• EXERCISE REQUIREMENTS:
Extract each line from the entries below that has the string "server" in it.

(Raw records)
........
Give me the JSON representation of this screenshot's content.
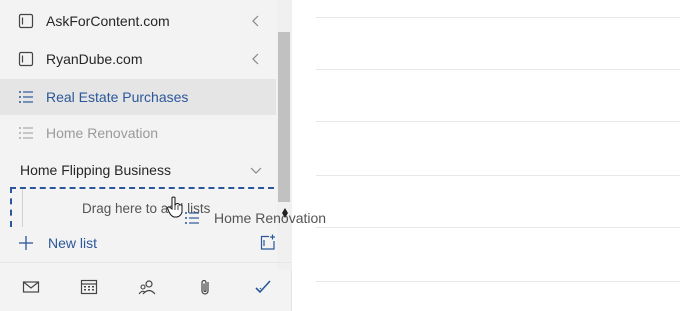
{
  "sidebar": {
    "lists": [
      {
        "label": "AskForContent.com",
        "icon": "group-icon",
        "chevron": "chevron-left-icon"
      },
      {
        "label": "RyanDube.com",
        "icon": "group-icon",
        "chevron": "chevron-left-icon"
      },
      {
        "label": "Real Estate Purchases",
        "icon": "list-icon",
        "selected": true
      },
      {
        "label": "Home Renovation",
        "icon": "list-icon",
        "dim": true
      }
    ],
    "group": {
      "label": "Home Flipping Business",
      "chevron": "chevron-down-icon"
    },
    "dropzone": {
      "text": "Drag here to add lists"
    },
    "new_list": {
      "label": "New list"
    },
    "nav": [
      "mail-icon",
      "calendar-icon",
      "people-icon",
      "attachment-icon",
      "todo-check-icon"
    ]
  },
  "drag_ghost": {
    "label": "Home Renovation"
  },
  "colors": {
    "accent": "#2b579a",
    "sidebar_bg": "#f3f3f3",
    "selected_bg": "#e5e5e5"
  }
}
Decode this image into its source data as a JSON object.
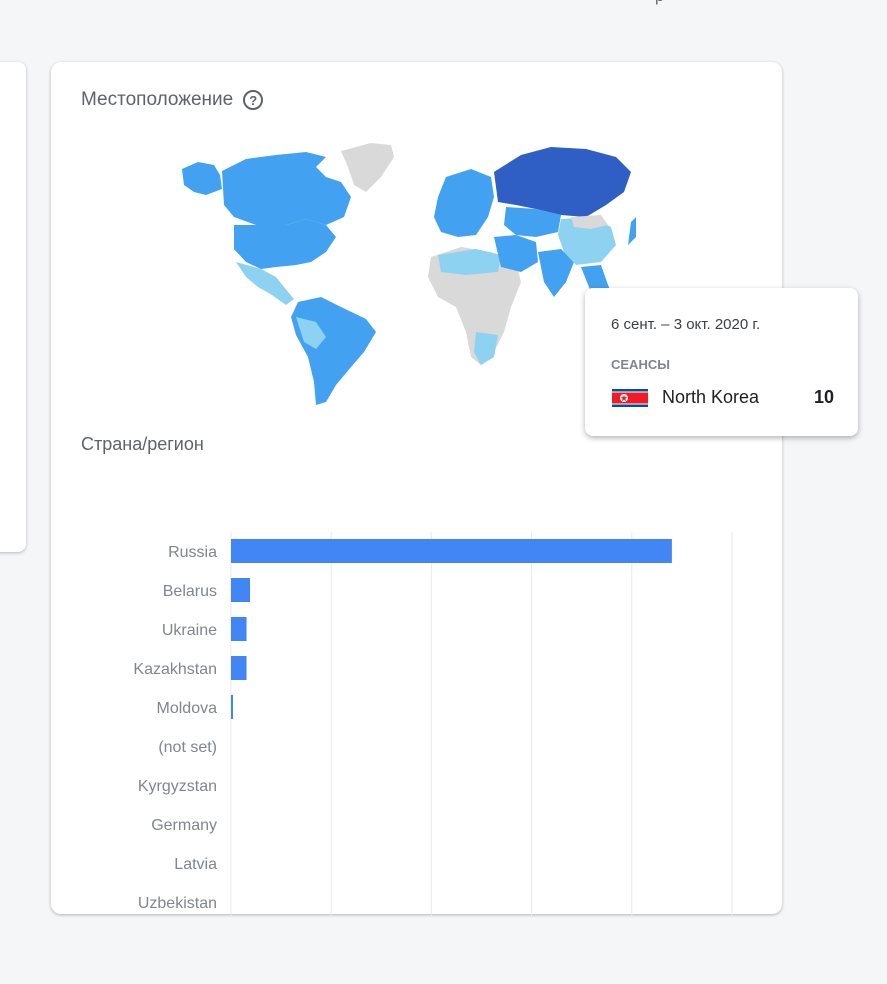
{
  "location_card": {
    "title": "Местоположение",
    "help_icon": "question-circle-icon",
    "section_title": "Страна/регион"
  },
  "top_fragment": "р",
  "tooltip": {
    "date_range": "6 сент. – 3 окт. 2020 г.",
    "metric_label": "СЕАНСЫ",
    "country": "North Korea",
    "value": "10",
    "flag_icon": "north-korea-flag-icon"
  },
  "colors": {
    "bar": "#4285f4",
    "map_strong": "#2f5ec4",
    "map_medium": "#42a1f0",
    "map_light": "#8dd2f0",
    "map_none": "#d9d9d9"
  },
  "chart_data": {
    "type": "bar",
    "orientation": "horizontal",
    "categories": [
      "Russia",
      "Belarus",
      "Ukraine",
      "Kazakhstan",
      "Moldova",
      "(not set)",
      "Kyrgyzstan",
      "Germany",
      "Latvia",
      "Uzbekistan"
    ],
    "values": [
      88,
      3.8,
      3.1,
      3.1,
      0.4,
      0,
      0,
      0,
      0,
      0
    ],
    "xlim": [
      0,
      100
    ],
    "x_ticks": [
      "0 %",
      "20 %",
      "40 %",
      "60 %",
      "80 %",
      "100 %"
    ],
    "grid": true
  }
}
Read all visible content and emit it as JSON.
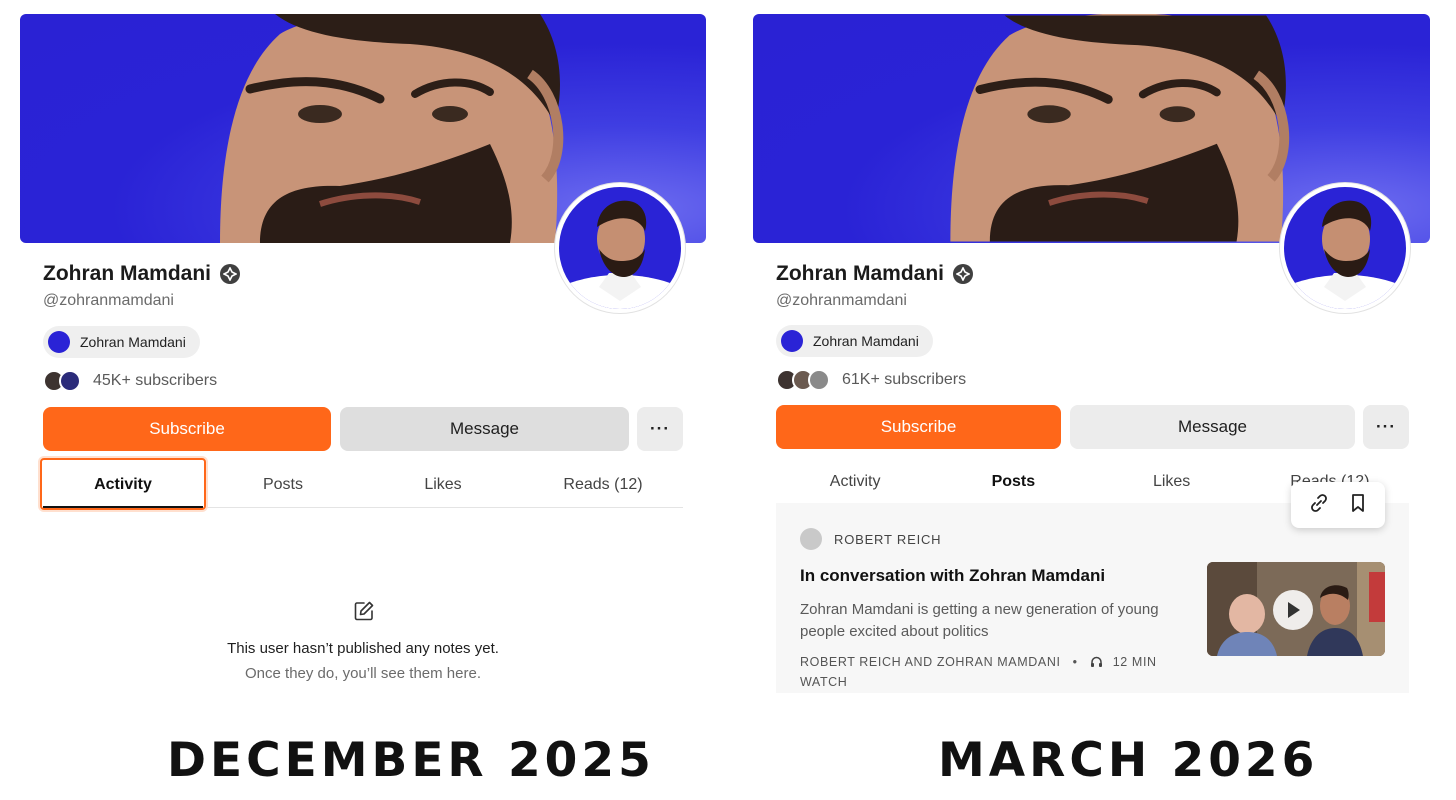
{
  "comparison": {
    "before": {
      "caption": "DECEMBER 2025",
      "profile": {
        "name": "Zohran Mamdani",
        "handle": "@zohranmamdani",
        "publication": "Zohran Mamdani",
        "subscribers": "45K+ subscribers"
      },
      "actions": {
        "subscribe": "Subscribe",
        "message": "Message",
        "more": "···"
      },
      "tabs": [
        {
          "label": "Activity",
          "active": true
        },
        {
          "label": "Posts",
          "active": false
        },
        {
          "label": "Likes",
          "active": false
        },
        {
          "label": "Reads (12)",
          "active": false
        }
      ],
      "empty_state": {
        "icon": "edit-icon",
        "line1": "This user hasn’t published any notes yet.",
        "line2": "Once they do, you’ll see them here."
      }
    },
    "after": {
      "caption": "MARCH 2026",
      "profile": {
        "name": "Zohran Mamdani",
        "handle": "@zohranmamdani",
        "publication": "Zohran Mamdani",
        "subscribers": "61K+ subscribers"
      },
      "actions": {
        "subscribe": "Subscribe",
        "message": "Message",
        "more": "···"
      },
      "tabs": [
        {
          "label": "Activity",
          "active": false
        },
        {
          "label": "Posts",
          "active": true
        },
        {
          "label": "Likes",
          "active": false
        },
        {
          "label": "Reads (12)",
          "active": false
        }
      ],
      "post": {
        "author": "ROBERT REICH",
        "title": "In conversation with Zohran Mamdani",
        "description": "Zohran Mamdani is getting a new generation of young people excited about politics",
        "byline": "ROBERT REICH AND ZOHRAN MAMDANI",
        "separator": "•",
        "duration": "12 MIN WATCH"
      },
      "tools": [
        "link-icon",
        "bookmark-icon"
      ]
    }
  },
  "colors": {
    "banner_blue": "#2a23d6",
    "accent_orange": "#ff6719",
    "message_gray": "#dedede",
    "text_dark": "#1b1b1b",
    "text_muted": "#6b6b6b"
  }
}
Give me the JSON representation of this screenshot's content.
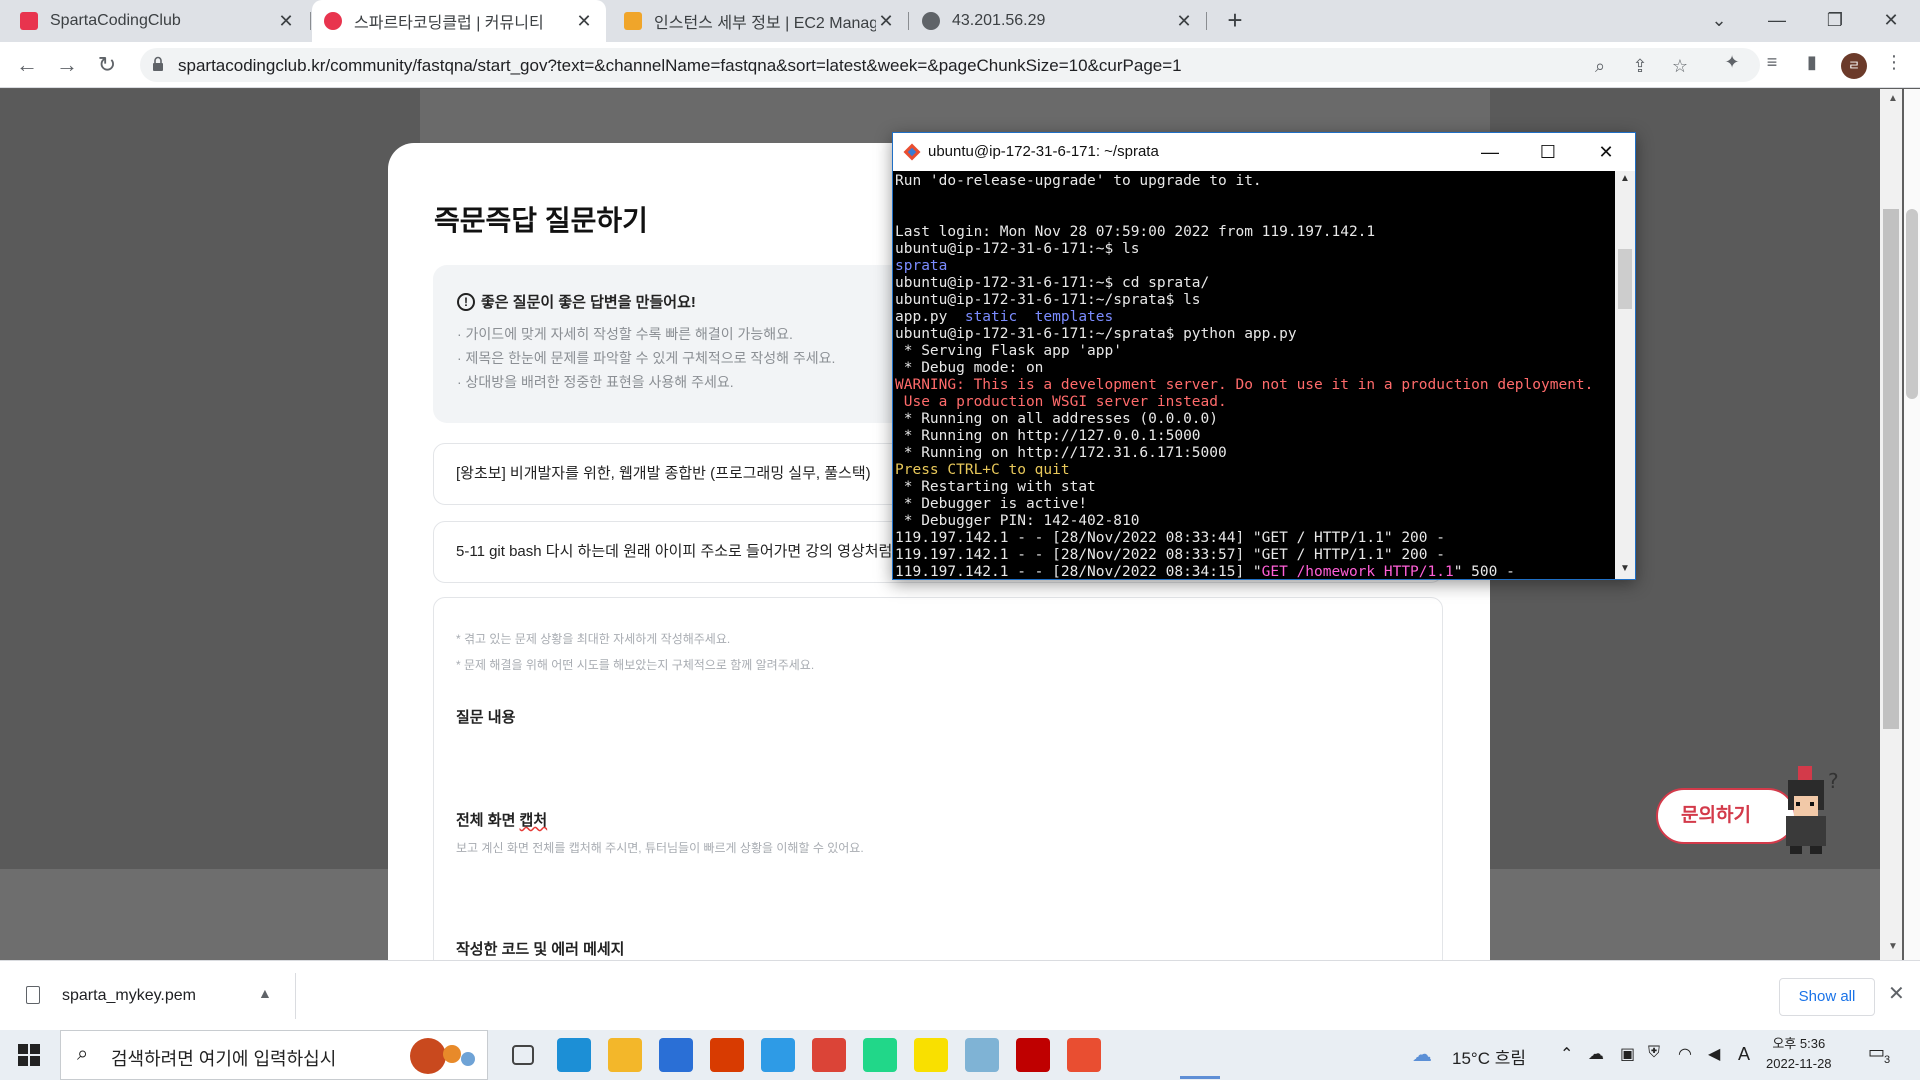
{
  "browser": {
    "tabs": [
      {
        "title": "SpartaCodingClub",
        "active": false,
        "favicon_color": "#e8344e"
      },
      {
        "title": "스파르타코딩클럽 | 커뮤니티",
        "active": true,
        "favicon_color": "#e8344e"
      },
      {
        "title": "인스턴스 세부 정보 | EC2 Manag",
        "active": false,
        "favicon_color": "#f0a52a"
      },
      {
        "title": "43.201.56.29",
        "active": false,
        "favicon_color": "#5f6368"
      }
    ],
    "url": "spartacodingclub.kr/community/fastqna/start_gov?text=&channelName=fastqna&sort=latest&week=&pageChunkSize=10&curPage=1",
    "profile_initial": "ㄹ"
  },
  "page": {
    "modal_title": "즉문즉답 질문하기",
    "guide": {
      "heading": "좋은 질문이 좋은 답변을 만들어요!",
      "lines": [
        "· 가이드에 맞게 자세히 작성할 수록 빠른 해결이 가능해요.",
        "· 제목은 한눈에 문제를 파악할 수 있게 구체적으로 작성해 주세요.",
        "· 상대방을 배려한 정중한 표현을 사용해 주세요."
      ]
    },
    "course_field": "[왕초보] 비개발자를 위한, 웹개발 종합반 (프로그래밍 실무, 풀스택)",
    "title_field": "5-11 git bash 다시 하는데 원래 아이피 주소로 들어가면 강의 영상처럼",
    "editor": {
      "hint1": "* 겪고 있는 문제 상황을 최대한 자세하게 작성해주세요.",
      "hint2": "* 문제 해결을 위해 어떤 시도를 해보았는지 구체적으로 함께 알려주세요.",
      "section1": "질문 내용",
      "section2": "전체 화면 캡처",
      "section2_sub": "보고 계신 화면 전체를 캡처해 주시면, 튜터님들이 빠르게 상황을 이해할 수 있어요.",
      "section3": "작성한 코드 및 에러 메세지"
    },
    "help_button": "문의하기"
  },
  "terminal": {
    "title": "ubuntu@ip-172-31-6-171: ~/sprata",
    "lines": [
      {
        "segments": [
          {
            "t": "Run 'do-release-upgrade' to upgrade to it.",
            "c": ""
          }
        ]
      },
      {
        "segments": [
          {
            "t": "",
            "c": ""
          }
        ]
      },
      {
        "segments": [
          {
            "t": "",
            "c": ""
          }
        ]
      },
      {
        "segments": [
          {
            "t": "Last login: Mon Nov 28 07:59:00 2022 from 119.197.142.1",
            "c": ""
          }
        ]
      },
      {
        "segments": [
          {
            "t": "ubuntu@ip-172-31-6-171:~$ ls",
            "c": ""
          }
        ]
      },
      {
        "segments": [
          {
            "t": "sprata",
            "c": "c-blue"
          }
        ]
      },
      {
        "segments": [
          {
            "t": "ubuntu@ip-172-31-6-171:~$ cd sprata/",
            "c": ""
          }
        ]
      },
      {
        "segments": [
          {
            "t": "ubuntu@ip-172-31-6-171:~/sprata$ ls",
            "c": ""
          }
        ]
      },
      {
        "segments": [
          {
            "t": "app.py  ",
            "c": ""
          },
          {
            "t": "static  templates",
            "c": "c-blue"
          }
        ]
      },
      {
        "segments": [
          {
            "t": "ubuntu@ip-172-31-6-171:~/sprata$ python app.py",
            "c": ""
          }
        ]
      },
      {
        "segments": [
          {
            "t": " * Serving Flask app 'app'",
            "c": ""
          }
        ]
      },
      {
        "segments": [
          {
            "t": " * Debug mode: on",
            "c": ""
          }
        ]
      },
      {
        "segments": [
          {
            "t": "WARNING: This is a development server. Do not use it in a production deployment.",
            "c": "c-red"
          }
        ]
      },
      {
        "segments": [
          {
            "t": " Use a production WSGI server instead.",
            "c": "c-red"
          }
        ]
      },
      {
        "segments": [
          {
            "t": " * Running on all addresses (0.0.0.0)",
            "c": ""
          }
        ]
      },
      {
        "segments": [
          {
            "t": " * Running on http://127.0.0.1:5000",
            "c": ""
          }
        ]
      },
      {
        "segments": [
          {
            "t": " * Running on http://172.31.6.171:5000",
            "c": ""
          }
        ]
      },
      {
        "segments": [
          {
            "t": "Press CTRL+C to quit",
            "c": "c-yellow"
          }
        ]
      },
      {
        "segments": [
          {
            "t": " * Restarting with stat",
            "c": ""
          }
        ]
      },
      {
        "segments": [
          {
            "t": " * Debugger is active!",
            "c": ""
          }
        ]
      },
      {
        "segments": [
          {
            "t": " * Debugger PIN: 142-402-810",
            "c": ""
          }
        ]
      },
      {
        "segments": [
          {
            "t": "119.197.142.1 - - [28/Nov/2022 08:33:44] \"GET / HTTP/1.1\" 200 -",
            "c": ""
          }
        ]
      },
      {
        "segments": [
          {
            "t": "119.197.142.1 - - [28/Nov/2022 08:33:57] \"GET / HTTP/1.1\" 200 -",
            "c": ""
          }
        ]
      },
      {
        "segments": [
          {
            "t": "119.197.142.1 - - [28/Nov/2022 08:34:15] \"",
            "c": ""
          },
          {
            "t": "GET /homework HTTP/1.1",
            "c": "c-pink"
          },
          {
            "t": "\" 500 -",
            "c": ""
          }
        ]
      }
    ]
  },
  "downloads": {
    "file": "sparta_mykey.pem",
    "show_all": "Show all"
  },
  "taskbar": {
    "search_placeholder": "검색하려면 여기에 입력하십시",
    "weather": "15°C  흐림",
    "ime": "A",
    "time": "오후 5:36",
    "date": "2022-11-28",
    "notification_count": "3",
    "apps": [
      {
        "icon": "task-view-icon",
        "color": "#444444"
      },
      {
        "icon": "edge-icon",
        "color": "#1c8fd6"
      },
      {
        "icon": "file-explorer-icon",
        "color": "#f3b72a"
      },
      {
        "icon": "store-icon",
        "color": "#2a6fd6"
      },
      {
        "icon": "office-icon",
        "color": "#d83b01"
      },
      {
        "icon": "internet-explorer-icon",
        "color": "#2e9be6"
      },
      {
        "icon": "chrome-icon",
        "color": "#db4437"
      },
      {
        "icon": "pycharm-icon",
        "color": "#21d789"
      },
      {
        "icon": "kakaotalk-icon",
        "color": "#f9e000"
      },
      {
        "icon": "app-window-icon",
        "color": "#7fb3d5"
      },
      {
        "icon": "filezilla-icon",
        "color": "#bf0000"
      },
      {
        "icon": "git-bash-icon",
        "color": "#e94e31"
      }
    ]
  }
}
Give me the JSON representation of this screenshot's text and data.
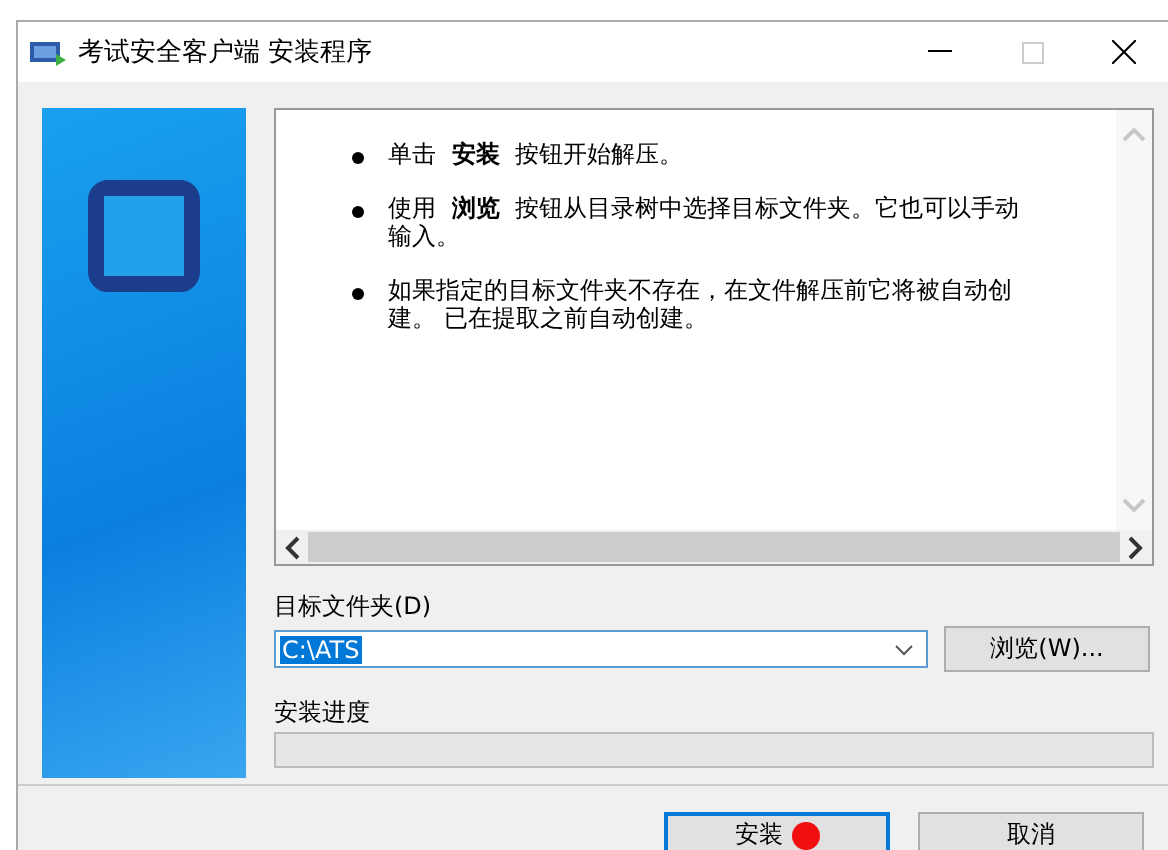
........
• OUTPUT FOR THIS TASK:
            "t": "WARNING: This is a development server. Do not use it in a production deployment.",
            "t": " Use a production WSGI server instead.",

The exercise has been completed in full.